### EXERCISE TASK
The entries below should be quoted exactly, with no pictures carried over.

### RECORDED INFORMATION

════

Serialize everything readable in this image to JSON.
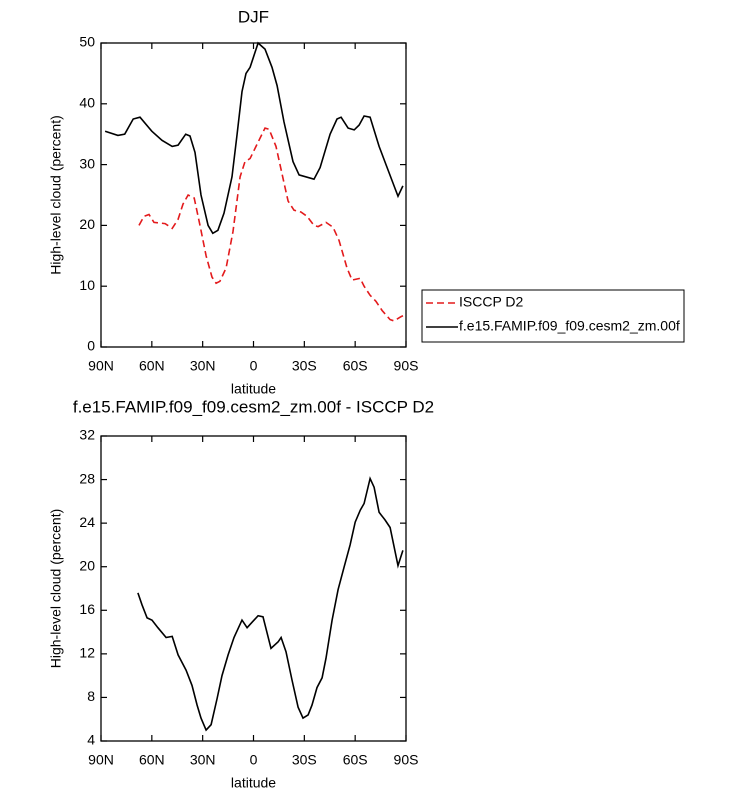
{
  "chart_data": [
    {
      "type": "line",
      "title": "DJF",
      "xlabel": "latitude",
      "ylabel": "High-level cloud (percent)",
      "xlim": [
        90,
        -90
      ],
      "xticks": [
        {
          "value": 90,
          "label": "90N"
        },
        {
          "value": 60,
          "label": "60N"
        },
        {
          "value": 30,
          "label": "30N"
        },
        0,
        {
          "value": -30,
          "label": "30S"
        },
        {
          "value": -60,
          "label": "60S"
        },
        {
          "value": -90,
          "label": "90S"
        }
      ],
      "ylim": [
        0,
        50
      ],
      "yticks": [
        0,
        10,
        20,
        30,
        40,
        50
      ],
      "legend": "outside right",
      "series": [
        {
          "name": "ISCCP D2",
          "color": "#e31a1c",
          "dash": true,
          "x": [
            67.6,
            64.6,
            61.7,
            58.7,
            52.2,
            48,
            44.5,
            41.6,
            38.6,
            35,
            31.6,
            28,
            24.5,
            22.1,
            19.8,
            16.2,
            12.1,
            7.9,
            5,
            2,
            -1.5,
            -6.8,
            -9.2,
            -13.3,
            -18,
            -20.4,
            -23.9,
            -28,
            -31.6,
            -35.7,
            -38.1,
            -42.8,
            -46.9,
            -50.5,
            -55.2,
            -58.2,
            -62.9,
            -65.3,
            -68.8,
            -72.3,
            -75.9,
            -80.6,
            -82.9,
            -87.1,
            -89.5
          ],
          "values": [
            20,
            21.5,
            21.8,
            20.5,
            20.3,
            19.5,
            21,
            23.5,
            25,
            24.5,
            20,
            15,
            11.5,
            10.5,
            10.8,
            13,
            19,
            28,
            30.5,
            31,
            33,
            36,
            35.8,
            33,
            27,
            24,
            22.5,
            22.2,
            21.5,
            20,
            19.8,
            20.5,
            19.7,
            17.5,
            13,
            11,
            11.3,
            10,
            8.5,
            7.5,
            6,
            4.5,
            4.3,
            5,
            5.3
          ]
        },
        {
          "name": "f.e15.FAMIP.f09_f09.cesm2_zm.00f",
          "color": "#000000",
          "dash": false,
          "x": [
            87.6,
            80,
            76,
            71,
            67,
            60,
            54,
            48,
            44.5,
            40,
            37.5,
            34.5,
            31,
            26.8,
            24,
            21,
            17.4,
            12.7,
            9.7,
            6.8,
            4.4,
            2,
            -2.7,
            -6.8,
            -10.9,
            -13.9,
            -18,
            -23.3,
            -26.9,
            -35.7,
            -39.3,
            -45.2,
            -49.3,
            -51.7,
            -55.8,
            -59.4,
            -62.3,
            -65.3,
            -68.8,
            -74.1,
            -78.2,
            -83.6,
            -85.3,
            -88.2
          ],
          "values": [
            35.5,
            34.8,
            35,
            37.5,
            37.8,
            35.5,
            34,
            33,
            33.2,
            35,
            34.7,
            32,
            25,
            20,
            18.7,
            19.2,
            22,
            28,
            35,
            42,
            45,
            46,
            50,
            49,
            46,
            43,
            37,
            30.5,
            28.3,
            27.6,
            29.5,
            35,
            37.5,
            37.8,
            36,
            35.7,
            36.5,
            38,
            37.8,
            33,
            30,
            26,
            24.8,
            26.5
          ]
        }
      ]
    },
    {
      "type": "line",
      "title": "f.e15.FAMIP.f09_f09.cesm2_zm.00f - ISCCP D2",
      "xlabel": "latitude",
      "ylabel": "High-level cloud (percent)",
      "xlim": [
        90,
        -90
      ],
      "xticks": [
        {
          "value": 90,
          "label": "90N"
        },
        {
          "value": 60,
          "label": "60N"
        },
        {
          "value": 30,
          "label": "30N"
        },
        0,
        {
          "value": -30,
          "label": "30S"
        },
        {
          "value": -60,
          "label": "60S"
        },
        {
          "value": -90,
          "label": "90S"
        }
      ],
      "ylim": [
        4,
        32
      ],
      "yticks": [
        4,
        8,
        12,
        16,
        20,
        24,
        28,
        32
      ],
      "color": "#000000",
      "x": [
        68.2,
        65.8,
        62.8,
        59.9,
        56.4,
        51.6,
        48,
        44.5,
        39.8,
        36.3,
        33.3,
        31,
        28,
        25,
        21.5,
        18.6,
        15,
        11.5,
        6.8,
        3.8,
        0.9,
        -2.7,
        -5.6,
        -10.3,
        -14.5,
        -16.3,
        -19.2,
        -22.7,
        -26.3,
        -29.2,
        -32.2,
        -34.5,
        -37.5,
        -40.5,
        -42.8,
        -46.4,
        -49.9,
        -53.5,
        -57,
        -60,
        -63,
        -65.3,
        -68.8,
        -71.2,
        -74.1,
        -77.6,
        -80.6,
        -85.3,
        -88.2
      ],
      "values": [
        17.6,
        16.5,
        15.3,
        15.1,
        14.4,
        13.5,
        13.6,
        11.9,
        10.5,
        9.1,
        7.3,
        6.1,
        5,
        5.5,
        7.9,
        10,
        11.9,
        13.5,
        15.1,
        14.4,
        14.9,
        15.5,
        15.4,
        12.5,
        13.1,
        13.5,
        12.2,
        9.6,
        7.1,
        6.1,
        6.4,
        7.3,
        8.9,
        9.8,
        11.6,
        15.1,
        17.9,
        20,
        22,
        24.1,
        25.2,
        25.8,
        28.1,
        27.3,
        25,
        24.3,
        23.6,
        20.1,
        21.5
      ]
    }
  ]
}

════

### EXERCISE RESPONSE
Serialize everything readable in this image to JSON.
{
  "chart_data": [
    {
      "type": "line",
      "title": "DJF",
      "xlabel": "latitude",
      "ylabel": "High-level cloud (percent)",
      "xlim": [
        90,
        -90
      ],
      "xticks": [
        {
          "value": 90,
          "label": "90N"
        },
        {
          "value": 60,
          "label": "60N"
        },
        {
          "value": 30,
          "label": "30N"
        },
        0,
        {
          "value": -30,
          "label": "30S"
        },
        {
          "value": -60,
          "label": "60S"
        },
        {
          "value": -90,
          "label": "90S"
        }
      ],
      "ylim": [
        0,
        50
      ],
      "yticks": [
        0,
        10,
        20,
        30,
        40,
        50
      ],
      "legend": "outside right",
      "series": [
        {
          "name": "ISCCP D2",
          "color": "#e31a1c",
          "dash": true,
          "x": [
            67.6,
            64.6,
            61.7,
            58.7,
            52.2,
            48,
            44.5,
            41.6,
            38.6,
            35,
            31.6,
            28,
            24.5,
            22.1,
            19.8,
            16.2,
            12.1,
            7.9,
            5,
            2,
            -1.5,
            -6.8,
            -9.2,
            -13.3,
            -18,
            -20.4,
            -23.9,
            -28,
            -31.6,
            -35.7,
            -38.1,
            -42.8,
            -46.9,
            -50.5,
            -55.2,
            -58.2,
            -62.9,
            -65.3,
            -68.8,
            -72.3,
            -75.9,
            -80.6,
            -82.9,
            -87.1,
            -89.5
          ],
          "values": [
            20,
            21.5,
            21.8,
            20.5,
            20.3,
            19.5,
            21,
            23.5,
            25,
            24.5,
            20,
            15,
            11.5,
            10.5,
            10.8,
            13,
            19,
            28,
            30.5,
            31,
            33,
            36,
            35.8,
            33,
            27,
            24,
            22.5,
            22.2,
            21.5,
            20,
            19.8,
            20.5,
            19.7,
            17.5,
            13,
            11,
            11.3,
            10,
            8.5,
            7.5,
            6,
            4.5,
            4.3,
            5,
            5.3
          ]
        },
        {
          "name": "f.e15.FAMIP.f09_f09.cesm2_zm.00f",
          "color": "#000000",
          "dash": false,
          "x": [
            87.6,
            80,
            76,
            71,
            67,
            60,
            54,
            48,
            44.5,
            40,
            37.5,
            34.5,
            31,
            26.8,
            24,
            21,
            17.4,
            12.7,
            9.7,
            6.8,
            4.4,
            2,
            -2.7,
            -6.8,
            -10.9,
            -13.9,
            -18,
            -23.3,
            -26.9,
            -35.7,
            -39.3,
            -45.2,
            -49.3,
            -51.7,
            -55.8,
            -59.4,
            -62.3,
            -65.3,
            -68.8,
            -74.1,
            -78.2,
            -83.6,
            -85.3,
            -88.2
          ],
          "values": [
            35.5,
            34.8,
            35,
            37.5,
            37.8,
            35.5,
            34,
            33,
            33.2,
            35,
            34.7,
            32,
            25,
            20,
            18.7,
            19.2,
            22,
            28,
            35,
            42,
            45,
            46,
            50,
            49,
            46,
            43,
            37,
            30.5,
            28.3,
            27.6,
            29.5,
            35,
            37.5,
            37.8,
            36,
            35.7,
            36.5,
            38,
            37.8,
            33,
            30,
            26,
            24.8,
            26.5
          ]
        }
      ]
    },
    {
      "type": "line",
      "title": "f.e15.FAMIP.f09_f09.cesm2_zm.00f - ISCCP D2",
      "xlabel": "latitude",
      "ylabel": "High-level cloud (percent)",
      "xlim": [
        90,
        -90
      ],
      "xticks": [
        {
          "value": 90,
          "label": "90N"
        },
        {
          "value": 60,
          "label": "60N"
        },
        {
          "value": 30,
          "label": "30N"
        },
        0,
        {
          "value": -30,
          "label": "30S"
        },
        {
          "value": -60,
          "label": "60S"
        },
        {
          "value": -90,
          "label": "90S"
        }
      ],
      "ylim": [
        4,
        32
      ],
      "yticks": [
        4,
        8,
        12,
        16,
        20,
        24,
        28,
        32
      ],
      "color": "#000000",
      "x": [
        68.2,
        65.8,
        62.8,
        59.9,
        56.4,
        51.6,
        48,
        44.5,
        39.8,
        36.3,
        33.3,
        31,
        28,
        25,
        21.5,
        18.6,
        15,
        11.5,
        6.8,
        3.8,
        0.9,
        -2.7,
        -5.6,
        -10.3,
        -14.5,
        -16.3,
        -19.2,
        -22.7,
        -26.3,
        -29.2,
        -32.2,
        -34.5,
        -37.5,
        -40.5,
        -42.8,
        -46.4,
        -49.9,
        -53.5,
        -57,
        -60,
        -63,
        -65.3,
        -68.8,
        -71.2,
        -74.1,
        -77.6,
        -80.6,
        -85.3,
        -88.2
      ],
      "values": [
        17.6,
        16.5,
        15.3,
        15.1,
        14.4,
        13.5,
        13.6,
        11.9,
        10.5,
        9.1,
        7.3,
        6.1,
        5,
        5.5,
        7.9,
        10,
        11.9,
        13.5,
        15.1,
        14.4,
        14.9,
        15.5,
        15.4,
        12.5,
        13.1,
        13.5,
        12.2,
        9.6,
        7.1,
        6.1,
        6.4,
        7.3,
        8.9,
        9.8,
        11.6,
        15.1,
        17.9,
        20,
        22,
        24.1,
        25.2,
        25.8,
        28.1,
        27.3,
        25,
        24.3,
        23.6,
        20.1,
        21.5
      ]
    }
  ]
}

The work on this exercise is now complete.